§ Exercise directions: Write the material out again, line by line, exactly as it is.

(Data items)
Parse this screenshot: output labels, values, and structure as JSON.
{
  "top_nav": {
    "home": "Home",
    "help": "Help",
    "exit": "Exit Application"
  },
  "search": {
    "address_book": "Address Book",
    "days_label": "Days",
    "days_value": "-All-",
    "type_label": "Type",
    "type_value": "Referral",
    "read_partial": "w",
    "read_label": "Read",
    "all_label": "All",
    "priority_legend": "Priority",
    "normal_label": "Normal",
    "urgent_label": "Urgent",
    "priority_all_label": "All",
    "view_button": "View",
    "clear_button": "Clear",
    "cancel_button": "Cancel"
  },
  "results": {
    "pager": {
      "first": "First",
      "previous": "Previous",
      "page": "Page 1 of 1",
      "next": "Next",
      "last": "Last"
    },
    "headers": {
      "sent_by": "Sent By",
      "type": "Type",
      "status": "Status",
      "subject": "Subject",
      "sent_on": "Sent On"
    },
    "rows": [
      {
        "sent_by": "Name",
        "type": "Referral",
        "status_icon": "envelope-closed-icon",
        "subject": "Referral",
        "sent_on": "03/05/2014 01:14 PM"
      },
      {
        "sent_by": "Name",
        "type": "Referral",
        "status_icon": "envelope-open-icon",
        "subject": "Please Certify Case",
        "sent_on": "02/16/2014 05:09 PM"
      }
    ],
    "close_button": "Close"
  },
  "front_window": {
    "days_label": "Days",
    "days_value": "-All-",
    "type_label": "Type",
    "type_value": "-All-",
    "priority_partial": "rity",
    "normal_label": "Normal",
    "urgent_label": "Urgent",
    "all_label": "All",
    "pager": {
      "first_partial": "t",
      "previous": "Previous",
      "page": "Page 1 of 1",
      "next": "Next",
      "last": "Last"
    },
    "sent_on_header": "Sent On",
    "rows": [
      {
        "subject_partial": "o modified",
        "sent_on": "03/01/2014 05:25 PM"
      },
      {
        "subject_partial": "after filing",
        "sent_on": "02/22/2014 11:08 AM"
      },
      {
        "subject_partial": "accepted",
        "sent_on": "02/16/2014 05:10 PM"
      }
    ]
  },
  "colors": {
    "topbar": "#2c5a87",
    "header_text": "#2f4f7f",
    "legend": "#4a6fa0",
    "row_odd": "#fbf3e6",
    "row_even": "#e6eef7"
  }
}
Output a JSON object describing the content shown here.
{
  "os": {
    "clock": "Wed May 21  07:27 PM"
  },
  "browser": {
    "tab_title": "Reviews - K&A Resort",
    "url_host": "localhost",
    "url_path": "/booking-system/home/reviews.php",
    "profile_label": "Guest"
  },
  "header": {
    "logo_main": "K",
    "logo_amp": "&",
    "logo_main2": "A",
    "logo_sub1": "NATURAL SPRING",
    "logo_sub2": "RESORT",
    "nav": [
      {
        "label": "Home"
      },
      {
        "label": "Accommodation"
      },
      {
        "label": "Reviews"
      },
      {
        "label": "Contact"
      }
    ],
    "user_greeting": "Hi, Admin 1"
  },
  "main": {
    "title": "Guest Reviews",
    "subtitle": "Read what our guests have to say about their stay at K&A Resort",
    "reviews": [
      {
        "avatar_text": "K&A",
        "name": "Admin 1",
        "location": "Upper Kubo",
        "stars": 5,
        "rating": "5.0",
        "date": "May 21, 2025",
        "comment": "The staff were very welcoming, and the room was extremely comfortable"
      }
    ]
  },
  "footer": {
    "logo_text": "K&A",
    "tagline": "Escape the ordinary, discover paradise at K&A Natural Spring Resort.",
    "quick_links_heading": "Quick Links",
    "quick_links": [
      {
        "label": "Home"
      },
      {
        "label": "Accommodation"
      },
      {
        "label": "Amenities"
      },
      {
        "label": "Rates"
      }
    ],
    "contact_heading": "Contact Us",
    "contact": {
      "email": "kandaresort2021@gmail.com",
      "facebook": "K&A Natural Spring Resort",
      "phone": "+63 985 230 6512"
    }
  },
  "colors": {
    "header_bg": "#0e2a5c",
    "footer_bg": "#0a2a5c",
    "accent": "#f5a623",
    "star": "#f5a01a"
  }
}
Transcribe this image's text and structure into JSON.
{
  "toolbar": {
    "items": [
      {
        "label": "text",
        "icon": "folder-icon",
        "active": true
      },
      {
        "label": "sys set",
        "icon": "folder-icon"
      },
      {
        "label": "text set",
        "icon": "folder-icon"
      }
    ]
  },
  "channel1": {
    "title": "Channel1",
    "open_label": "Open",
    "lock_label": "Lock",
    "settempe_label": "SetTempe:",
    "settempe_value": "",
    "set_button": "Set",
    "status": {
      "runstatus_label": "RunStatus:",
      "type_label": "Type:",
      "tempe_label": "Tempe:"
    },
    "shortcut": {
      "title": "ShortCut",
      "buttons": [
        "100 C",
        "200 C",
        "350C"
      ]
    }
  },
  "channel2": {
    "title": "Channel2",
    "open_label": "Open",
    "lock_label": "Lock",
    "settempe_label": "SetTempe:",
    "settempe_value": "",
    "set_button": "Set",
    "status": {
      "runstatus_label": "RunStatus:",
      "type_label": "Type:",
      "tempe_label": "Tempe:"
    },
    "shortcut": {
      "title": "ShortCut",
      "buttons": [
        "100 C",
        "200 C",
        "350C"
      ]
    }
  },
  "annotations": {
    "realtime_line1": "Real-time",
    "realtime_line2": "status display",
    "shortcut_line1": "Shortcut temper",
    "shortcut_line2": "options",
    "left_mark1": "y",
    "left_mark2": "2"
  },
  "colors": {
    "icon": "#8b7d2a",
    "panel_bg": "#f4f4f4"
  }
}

§ Response to the exercise:
Parse this screenshot: output labels, values, and structure as JSON.
{
  "top_nav": {
    "home": "Home",
    "help": "Help",
    "exit": "Exit Application"
  },
  "search": {
    "address_book": "Address Book",
    "days_label": "Days",
    "days_value": "-All-",
    "type_label": "Type",
    "type_value": "Referral",
    "read_partial": "w",
    "read_label": "Read",
    "all_label": "All",
    "priority_legend": "Priority",
    "normal_label": "Normal",
    "urgent_label": "Urgent",
    "priority_all_label": "All",
    "view_button": "View",
    "clear_button": "Clear",
    "cancel_button": "Cancel"
  },
  "results": {
    "pager": {
      "first": "First",
      "previous": "Previous",
      "page": "Page 1 of 1",
      "next": "Next",
      "last": "Last"
    },
    "headers": {
      "sent_by": "Sent By",
      "type": "Type",
      "status": "Status",
      "subject": "Subject",
      "sent_on": "Sent On"
    },
    "rows": [
      {
        "sent_by": "Name",
        "type": "Referral",
        "status_icon": "envelope-closed-icon",
        "subject": "Referral",
        "sent_on": "03/05/2014 01:14 PM"
      },
      {
        "sent_by": "Name",
        "type": "Referral",
        "status_icon": "envelope-open-icon",
        "subject": "Please Certify Case",
        "sent_on": "02/16/2014 05:09 PM"
      }
    ],
    "close_button": "Close"
  },
  "front_window": {
    "days_label": "Days",
    "days_value": "-All-",
    "type_label": "Type",
    "type_value": "-All-",
    "priority_partial": "rity",
    "normal_label": "Normal",
    "urgent_label": "Urgent",
    "all_label": "All",
    "pager": {
      "first_partial": "t",
      "previous": "Previous",
      "page": "Page 1 of 1",
      "next": "Next",
      "last": "Last"
    },
    "sent_on_header": "Sent On",
    "rows": [
      {
        "subject_partial": "o modified",
        "sent_on": "03/01/2014 05:25 PM"
      },
      {
        "subject_partial": "after filing",
        "sent_on": "02/22/2014 11:08 AM"
      },
      {
        "subject_partial": "accepted",
        "sent_on": "02/16/2014 05:10 PM"
      }
    ]
  },
  "colors": {
    "topbar": "#2c5a87",
    "header_text": "#2f4f7f",
    "legend": "#4a6fa0",
    "row_odd": "#fbf3e6",
    "row_even": "#e6eef7"
  }
}
Output a JSON object describing the content shown here.
{
  "os": {
    "clock": "Wed May 21  07:27 PM"
  },
  "browser": {
    "tab_title": "Reviews - K&A Resort",
    "url_host": "localhost",
    "url_path": "/booking-system/home/reviews.php",
    "profile_label": "Guest"
  },
  "header": {
    "logo_main": "K",
    "logo_amp": "&",
    "logo_main2": "A",
    "logo_sub1": "NATURAL SPRING",
    "logo_sub2": "RESORT",
    "nav": [
      {
        "label": "Home"
      },
      {
        "label": "Accommodation"
      },
      {
        "label": "Reviews"
      },
      {
        "label": "Contact"
      }
    ],
    "user_greeting": "Hi, Admin 1"
  },
  "main": {
    "title": "Guest Reviews",
    "subtitle": "Read what our guests have to say about their stay at K&A Resort",
    "reviews": [
      {
        "avatar_text": "K&A",
        "name": "Admin 1",
        "location": "Upper Kubo",
        "stars": 5,
        "rating": "5.0",
        "date": "May 21, 2025",
        "comment": "The staff were very welcoming, and the room was extremely comfortable"
      }
    ]
  },
  "footer": {
    "logo_text": "K&A",
    "tagline": "Escape the ordinary, discover paradise at K&A Natural Spring Resort.",
    "quick_links_heading": "Quick Links",
    "quick_links": [
      {
        "label": "Home"
      },
      {
        "label": "Accommodation"
      },
      {
        "label": "Amenities"
      },
      {
        "label": "Rates"
      }
    ],
    "contact_heading": "Contact Us",
    "contact": {
      "email": "kandaresort2021@gmail.com",
      "facebook": "K&A Natural Spring Resort",
      "phone": "+63 985 230 6512"
    }
  },
  "colors": {
    "header_bg": "#0e2a5c",
    "footer_bg": "#0a2a5c",
    "accent": "#f5a623",
    "star": "#f5a01a"
  }
}
Transcribe this image's text and structure into JSON.
{
  "toolbar": {
    "items": [
      {
        "label": "text",
        "icon": "folder-icon",
        "active": true
      },
      {
        "label": "sys set",
        "icon": "folder-icon"
      },
      {
        "label": "text set",
        "icon": "folder-icon"
      }
    ]
  },
  "channel1": {
    "title": "Channel1",
    "open_label": "Open",
    "lock_label": "Lock",
    "settempe_label": "SetTempe:",
    "settempe_value": "",
    "set_button": "Set",
    "status": {
      "runstatus_label": "RunStatus:",
      "type_label": "Type:",
      "tempe_label": "Tempe:"
    },
    "shortcut": {
      "title": "ShortCut",
      "buttons": [
        "100 C",
        "200 C",
        "350C"
      ]
    }
  },
  "channel2": {
    "title": "Channel2",
    "open_label": "Open",
    "lock_label": "Lock",
    "settempe_label": "SetTempe:",
    "settempe_value": "",
    "set_button": "Set",
    "status": {
      "runstatus_label": "RunStatus:",
      "type_label": "Type:",
      "tempe_label": "Tempe:"
    },
    "shortcut": {
      "title": "ShortCut",
      "buttons": [
        "100 C",
        "200 C",
        "350C"
      ]
    }
  },
  "annotations": {
    "realtime_line1": "Real-time",
    "realtime_line2": "status display",
    "shortcut_line1": "Shortcut temper",
    "shortcut_line2": "options",
    "left_mark1": "y",
    "left_mark2": "2"
  },
  "colors": {
    "icon": "#8b7d2a",
    "panel_bg": "#f4f4f4"
  }
}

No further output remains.